EXERCISE OBJECTIVE ▸ Filter the records for lines holding the string "xlabel".
--
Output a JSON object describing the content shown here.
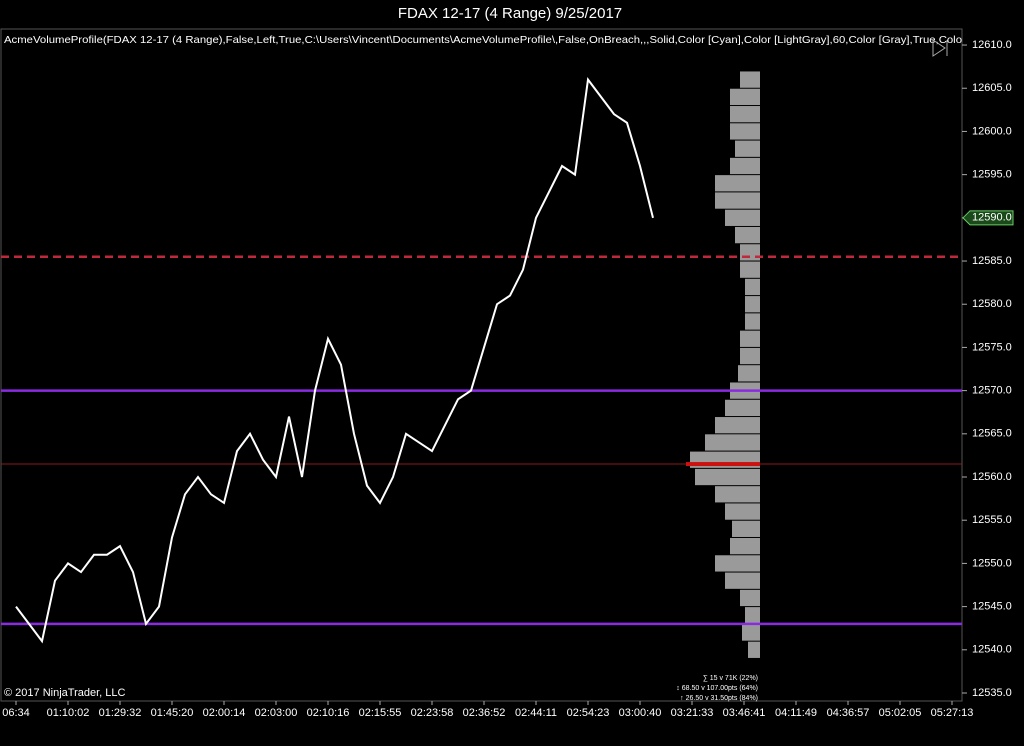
{
  "chart_data": {
    "type": "line",
    "title": "FDAX 12-17 (4 Range)  9/25/2017",
    "indicator_text": "AcmeVolumeProfile(FDAX 12-17 (4 Range),False,Left,True,C:\\Users\\Vincent\\Documents\\AcmeVolumeProfile\\,False,OnBreach,,,Solid,Color [Cyan],Color [LightGray],60,Color [Gray],True,Colo",
    "copyright": "© 2017 NinjaTrader, LLC",
    "stats": [
      "∑ 15 v 71K (22%)",
      "↕ 68.50 v 107.00pts (64%)",
      "↑ 26.50 v 31.50pts (84%)"
    ],
    "categories": [
      "06:34",
      null,
      null,
      null,
      "01:10:02",
      null,
      null,
      null,
      "01:29:32",
      null,
      null,
      null,
      "01:45:20",
      null,
      null,
      null,
      "02:00:14",
      null,
      null,
      null,
      "02:03:00",
      null,
      null,
      null,
      "02:10:16",
      null,
      null,
      null,
      "02:15:55",
      null,
      null,
      null,
      "02:23:58",
      null,
      null,
      null,
      "02:36:52",
      null,
      null,
      null,
      "02:44:11",
      null,
      null,
      null,
      "02:54:23",
      null,
      null,
      null,
      "03:00:40",
      null,
      null,
      null,
      "03:21:33",
      null,
      null,
      null,
      "03:46:41",
      null,
      null,
      null,
      "04:11:49",
      null,
      null,
      null,
      "04:36:57",
      null,
      null,
      null,
      "05:02:05",
      null,
      null,
      null,
      "05:27:13"
    ],
    "series": [
      {
        "color": "#ffffff",
        "values": [
          12545,
          12543,
          12541,
          12548,
          12550,
          12549,
          12551,
          12551,
          12552,
          12549,
          12543,
          12545,
          12553,
          12558,
          12560,
          12558,
          12557,
          12563,
          12565,
          12562,
          12560,
          12567,
          12560,
          12570,
          12576,
          12573,
          12565,
          12559,
          12557,
          12560,
          12565,
          12564,
          12563,
          12566,
          12569,
          12570,
          12575,
          12580,
          12581,
          12584,
          12590,
          12593,
          12596,
          12595,
          12606,
          12604,
          12602,
          12601,
          12596,
          12590,
          null,
          null,
          null,
          null,
          null,
          null,
          null,
          null,
          null,
          null,
          null,
          null,
          null,
          null,
          null,
          null,
          null,
          null,
          null,
          null,
          null,
          null,
          null
        ]
      }
    ],
    "ylim": [
      12535,
      12611
    ],
    "yticks": [
      {
        "value": 12535,
        "label": "12535.0"
      },
      {
        "value": 12540,
        "label": "12540.0"
      },
      {
        "value": 12545,
        "label": "12545.0"
      },
      {
        "value": 12550,
        "label": "12550.0"
      },
      {
        "value": 12555,
        "label": "12555.0"
      },
      {
        "value": 12560,
        "label": "12560.0"
      },
      {
        "value": 12565,
        "label": "12565.0"
      },
      {
        "value": 12570,
        "label": "12570.0"
      },
      {
        "value": 12575,
        "label": "12575.0"
      },
      {
        "value": 12580,
        "label": "12580.0"
      },
      {
        "value": 12585,
        "label": "12585.0"
      },
      {
        "value": 12590,
        "label": "12590.0"
      },
      {
        "value": 12595,
        "label": "12595.0"
      },
      {
        "value": 12600,
        "label": "12600.0"
      },
      {
        "value": 12605,
        "label": "12605.0"
      },
      {
        "value": 12610,
        "label": "12610.0"
      }
    ],
    "last_price": 12590,
    "last_price_label": "12590.0",
    "levels": [
      {
        "value": 12585.5,
        "color": "#c0283c",
        "style": "dashed"
      },
      {
        "value": 12570,
        "color": "#8a2be2",
        "style": "solid"
      },
      {
        "value": 12561.5,
        "color": "#8b1a1a",
        "style": "thin"
      },
      {
        "value": 12543,
        "color": "#8a2be2",
        "style": "solid"
      }
    ],
    "volume_profile": {
      "color": "#9a9a9a",
      "poc": 12561.5,
      "poc_color": "#cc1111",
      "levels": [
        12540,
        12542,
        12544,
        12546,
        12548,
        12550,
        12552,
        12554,
        12556,
        12558,
        12560,
        12562,
        12564,
        12566,
        12568,
        12570,
        12572,
        12574,
        12576,
        12578,
        12580,
        12582,
        12584,
        12586,
        12588,
        12590,
        12592,
        12594,
        12596,
        12598,
        12600,
        12602,
        12604,
        12606
      ],
      "values": [
        12,
        18,
        15,
        20,
        35,
        45,
        30,
        28,
        35,
        45,
        65,
        70,
        55,
        45,
        35,
        30,
        22,
        20,
        20,
        15,
        15,
        15,
        20,
        20,
        25,
        35,
        45,
        45,
        30,
        25,
        30,
        30,
        30,
        20
      ]
    }
  }
}
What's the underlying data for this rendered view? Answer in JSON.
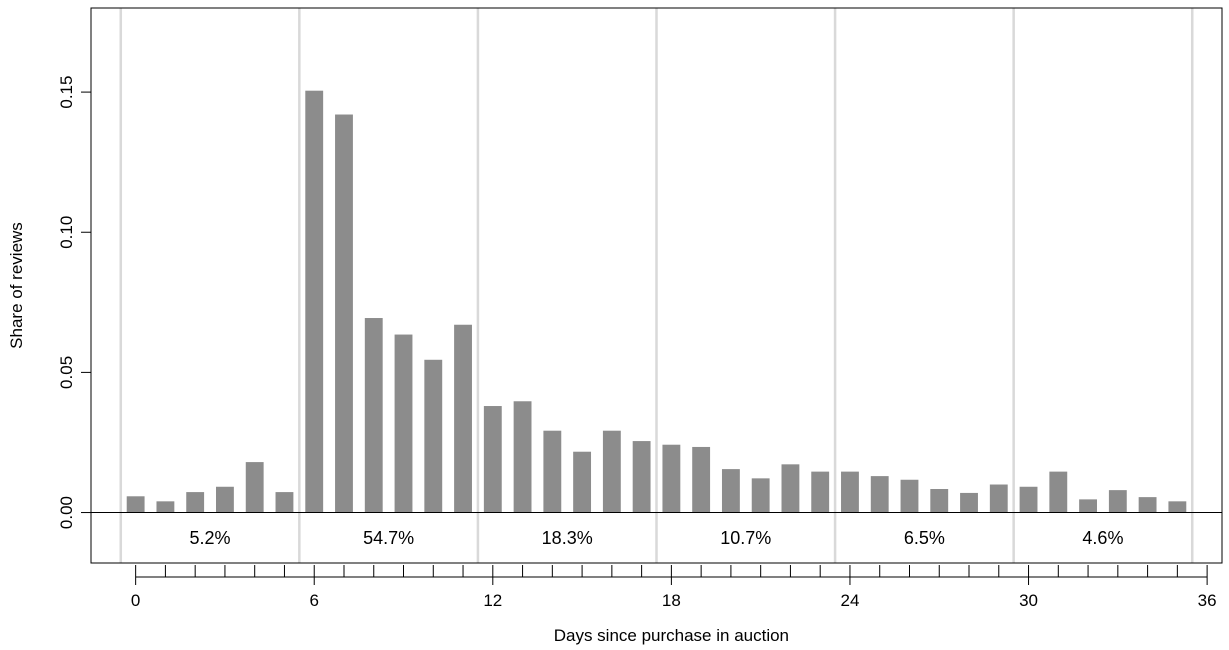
{
  "chart_data": {
    "type": "bar",
    "xlabel": "Days since purchase in auction",
    "ylabel": "Share of reviews",
    "xlim": [
      -1.5,
      36.5
    ],
    "ylim": [
      -0.018,
      0.18
    ],
    "x_ticks": [
      "0",
      "6",
      "12",
      "18",
      "24",
      "30",
      "36"
    ],
    "y_ticks": [
      "0.00",
      "0.05",
      "0.10",
      "0.15"
    ],
    "grid": "vertical lines at window boundaries",
    "bar_color": "#8c8c8c",
    "grid_color": "#d9d9d9",
    "x": [
      0,
      1,
      2,
      3,
      4,
      5,
      6,
      7,
      8,
      9,
      10,
      11,
      12,
      13,
      14,
      15,
      16,
      17,
      18,
      19,
      20,
      21,
      22,
      23,
      24,
      25,
      26,
      27,
      28,
      29,
      30,
      31,
      32,
      33,
      34,
      35
    ],
    "values": [
      0.0058,
      0.004,
      0.0073,
      0.0092,
      0.018,
      0.0073,
      0.1505,
      0.142,
      0.0694,
      0.0635,
      0.0545,
      0.067,
      0.038,
      0.0397,
      0.0292,
      0.0217,
      0.0292,
      0.0255,
      0.0242,
      0.0234,
      0.0155,
      0.0122,
      0.0172,
      0.0146,
      0.0146,
      0.013,
      0.0117,
      0.0084,
      0.007,
      0.01,
      0.0092,
      0.0146,
      0.0047,
      0.008,
      0.0055,
      0.004
    ],
    "windows": [
      {
        "start": -0.5,
        "end": 5.5,
        "label": "5.2%"
      },
      {
        "start": 5.5,
        "end": 11.5,
        "label": "54.7%"
      },
      {
        "start": 11.5,
        "end": 17.5,
        "label": "18.3%"
      },
      {
        "start": 17.5,
        "end": 23.5,
        "label": "10.7%"
      },
      {
        "start": 23.5,
        "end": 29.5,
        "label": "6.5%"
      },
      {
        "start": 29.5,
        "end": 35.5,
        "label": "4.6%"
      }
    ]
  }
}
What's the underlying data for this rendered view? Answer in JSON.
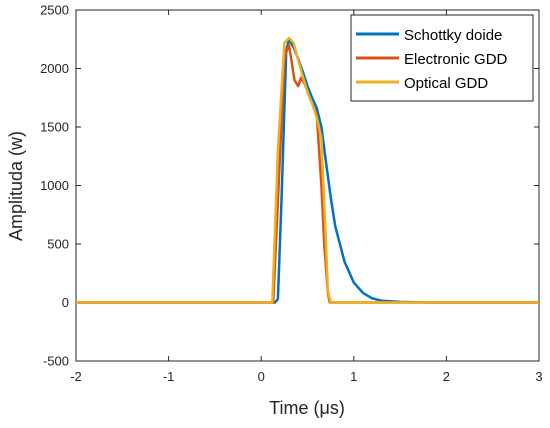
{
  "chart_data": {
    "type": "line",
    "xlabel": "Time (μs)",
    "ylabel": "Amplituda (w)",
    "xlim": [
      -2,
      3
    ],
    "ylim": [
      -500,
      2500
    ],
    "xticks": [
      -2,
      -1,
      0,
      1,
      2,
      3
    ],
    "yticks": [
      -500,
      0,
      500,
      1000,
      1500,
      2000,
      2500
    ],
    "grid": false,
    "legend_position": "top-right",
    "series": [
      {
        "name": "Schottky doide",
        "color": "#0072BD",
        "x": [
          -2.0,
          0.15,
          0.18,
          0.22,
          0.27,
          0.3,
          0.35,
          0.4,
          0.45,
          0.5,
          0.55,
          0.6,
          0.65,
          0.7,
          0.75,
          0.8,
          0.9,
          1.0,
          1.1,
          1.2,
          1.3,
          1.5,
          1.8,
          2.2,
          3.0
        ],
        "y": [
          0,
          0,
          30,
          900,
          2150,
          2250,
          2180,
          2080,
          1970,
          1850,
          1750,
          1660,
          1500,
          1200,
          900,
          650,
          350,
          170,
          80,
          35,
          15,
          5,
          0,
          0,
          0
        ]
      },
      {
        "name": "Electronic GDD",
        "color": "#D95319",
        "x": [
          -2.0,
          0.13,
          0.2,
          0.25,
          0.3,
          0.33,
          0.36,
          0.4,
          0.43,
          0.47,
          0.5,
          0.55,
          0.6,
          0.65,
          0.68,
          0.72,
          0.74,
          0.76,
          2.8,
          3.0
        ],
        "y": [
          0,
          0,
          1200,
          2100,
          2200,
          2050,
          1900,
          1850,
          1920,
          1870,
          1800,
          1700,
          1600,
          1000,
          500,
          80,
          0,
          0,
          0,
          0
        ]
      },
      {
        "name": "Optical GDD",
        "color": "#EDB120",
        "x": [
          -2.0,
          0.12,
          0.18,
          0.25,
          0.3,
          0.35,
          0.4,
          0.45,
          0.5,
          0.55,
          0.6,
          0.65,
          0.7,
          0.72,
          0.75,
          3.0
        ],
        "y": [
          0,
          0,
          1300,
          2220,
          2260,
          2220,
          2070,
          1930,
          1800,
          1700,
          1580,
          1400,
          500,
          100,
          0,
          0
        ]
      }
    ]
  }
}
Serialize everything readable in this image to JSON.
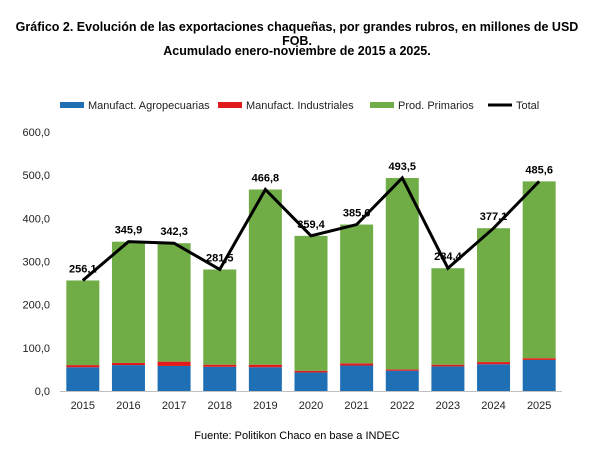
{
  "title_line1": "Gráfico 2. Evolución de las exportaciones chaqueñas, por grandes rubros, en millones de USD FOB.",
  "title_line2": "Acumulado enero-noviembre de 2015 a 2025.",
  "source": "Fuente: Politikon Chaco en base a INDEC",
  "chart_data": {
    "type": "bar",
    "stacked": true,
    "categories": [
      "2015",
      "2016",
      "2017",
      "2018",
      "2019",
      "2020",
      "2021",
      "2022",
      "2023",
      "2024",
      "2025"
    ],
    "series": [
      {
        "name": "Manufact. Agropecuarias",
        "color": "#1f6fb5",
        "values": [
          55,
          60,
          58,
          56,
          55,
          43,
          59,
          47,
          57,
          62,
          72
        ]
      },
      {
        "name": "Manufact. Industriales",
        "color": "#e11b1b",
        "values": [
          5,
          5,
          10,
          5,
          6,
          4,
          5,
          3,
          4,
          5,
          4
        ]
      },
      {
        "name": "Prod. Primarios",
        "color": "#70ad47",
        "values": [
          196.1,
          280.9,
          274.3,
          220.5,
          405.8,
          312.4,
          321.6,
          443.5,
          223.4,
          310.1,
          409.6
        ]
      }
    ],
    "total": {
      "name": "Total",
      "color": "#000000",
      "values": [
        256.1,
        345.9,
        342.3,
        281.5,
        466.8,
        359.4,
        385.6,
        493.5,
        284.4,
        377.1,
        485.6
      ],
      "labels": [
        "256,1",
        "345,9",
        "342,3",
        "281,5",
        "466,8",
        "359,4",
        "385,6",
        "493,5",
        "284,4",
        "377,1",
        "485,6"
      ]
    },
    "ylim": [
      0,
      600
    ],
    "yticks": [
      "0,0",
      "100,0",
      "200,0",
      "300,0",
      "400,0",
      "500,0",
      "600,0"
    ],
    "legend_position": "top",
    "grid": false
  }
}
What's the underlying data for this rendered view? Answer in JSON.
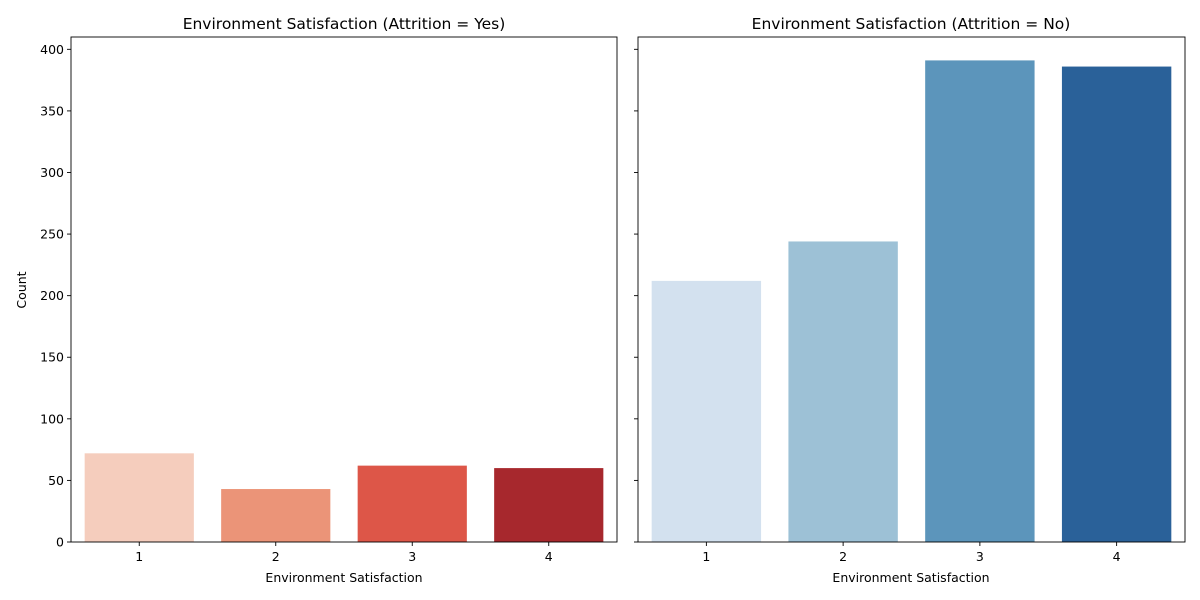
{
  "chart_data": [
    {
      "type": "bar",
      "title": "Environment Satisfaction (Attrition = Yes)",
      "xlabel": "Environment Satisfaction",
      "ylabel": "Count",
      "categories": [
        "1",
        "2",
        "3",
        "4"
      ],
      "values": [
        72,
        43,
        62,
        60
      ],
      "colors": [
        "#f5cdbd",
        "#eb9478",
        "#dd5648",
        "#a7282d"
      ],
      "ylim": [
        0,
        410
      ],
      "yticks": [
        0,
        50,
        100,
        150,
        200,
        250,
        300,
        350,
        400
      ],
      "show_ytick_labels": true,
      "grid": false
    },
    {
      "type": "bar",
      "title": "Environment Satisfaction (Attrition = No)",
      "xlabel": "Environment Satisfaction",
      "ylabel": "",
      "categories": [
        "1",
        "2",
        "3",
        "4"
      ],
      "values": [
        212,
        244,
        391,
        386
      ],
      "colors": [
        "#d3e1ef",
        "#9dc1d6",
        "#5c95bb",
        "#2a6199"
      ],
      "ylim": [
        0,
        410
      ],
      "yticks": [
        0,
        50,
        100,
        150,
        200,
        250,
        300,
        350,
        400
      ],
      "show_ytick_labels": false,
      "grid": false
    }
  ]
}
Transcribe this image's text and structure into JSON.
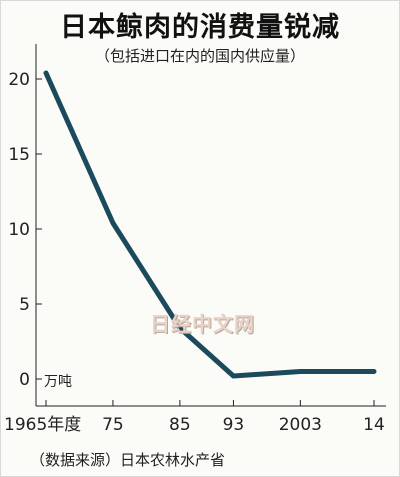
--
FULL SOLUTION ▸
    "xlabel": "Days since purchase in auction",
    "xlabel": "Time (μs)",
      "xlabel": "Environment Satisfaction",
      "xlabel": "Environment Satisfaction",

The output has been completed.